Exercise instructions: Copy every line, leaving nothing out and adding nothing.

Data section:
──────────────────────────────
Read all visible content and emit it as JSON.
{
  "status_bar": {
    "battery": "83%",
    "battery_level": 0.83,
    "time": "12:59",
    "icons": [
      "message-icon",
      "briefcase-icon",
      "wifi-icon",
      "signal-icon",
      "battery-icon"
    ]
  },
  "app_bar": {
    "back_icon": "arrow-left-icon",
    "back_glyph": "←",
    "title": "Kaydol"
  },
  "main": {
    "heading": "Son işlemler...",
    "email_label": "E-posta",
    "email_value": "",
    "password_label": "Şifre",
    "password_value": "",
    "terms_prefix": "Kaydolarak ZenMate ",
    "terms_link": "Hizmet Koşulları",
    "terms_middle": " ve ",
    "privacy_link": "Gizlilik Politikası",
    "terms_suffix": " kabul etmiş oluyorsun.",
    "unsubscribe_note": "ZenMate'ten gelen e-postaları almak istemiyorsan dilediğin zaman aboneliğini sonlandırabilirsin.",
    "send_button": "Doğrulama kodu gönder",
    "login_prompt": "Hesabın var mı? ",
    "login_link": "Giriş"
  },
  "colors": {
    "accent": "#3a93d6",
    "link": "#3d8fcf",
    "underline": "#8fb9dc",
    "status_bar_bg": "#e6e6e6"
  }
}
──────────────────────────────
Reply:
Read all visible content and emit it as JSON.
{
  "status_bar": {
    "battery": "83%",
    "battery_level": 0.83,
    "time": "12:59",
    "icons": [
      "message-icon",
      "briefcase-icon",
      "wifi-icon",
      "signal-icon",
      "battery-icon"
    ]
  },
  "app_bar": {
    "back_icon": "arrow-left-icon",
    "back_glyph": "←",
    "title": "Kaydol"
  },
  "main": {
    "heading": "Son işlemler...",
    "email_label": "E-posta",
    "email_value": "",
    "password_label": "Şifre",
    "password_value": "",
    "terms_prefix": "Kaydolarak ZenMate ",
    "terms_link": "Hizmet Koşulları",
    "terms_middle": " ve ",
    "privacy_link": "Gizlilik Politikası",
    "terms_suffix": " kabul etmiş oluyorsun.",
    "unsubscribe_note": "ZenMate'ten gelen e-postaları almak istemiyorsan dilediğin zaman aboneliğini sonlandırabilirsin.",
    "send_button": "Doğrulama kodu gönder",
    "login_prompt": "Hesabın var mı? ",
    "login_link": "Giriş"
  },
  "colors": {
    "accent": "#3a93d6",
    "link": "#3d8fcf",
    "underline": "#8fb9dc",
    "status_bar_bg": "#e6e6e6"
  }
}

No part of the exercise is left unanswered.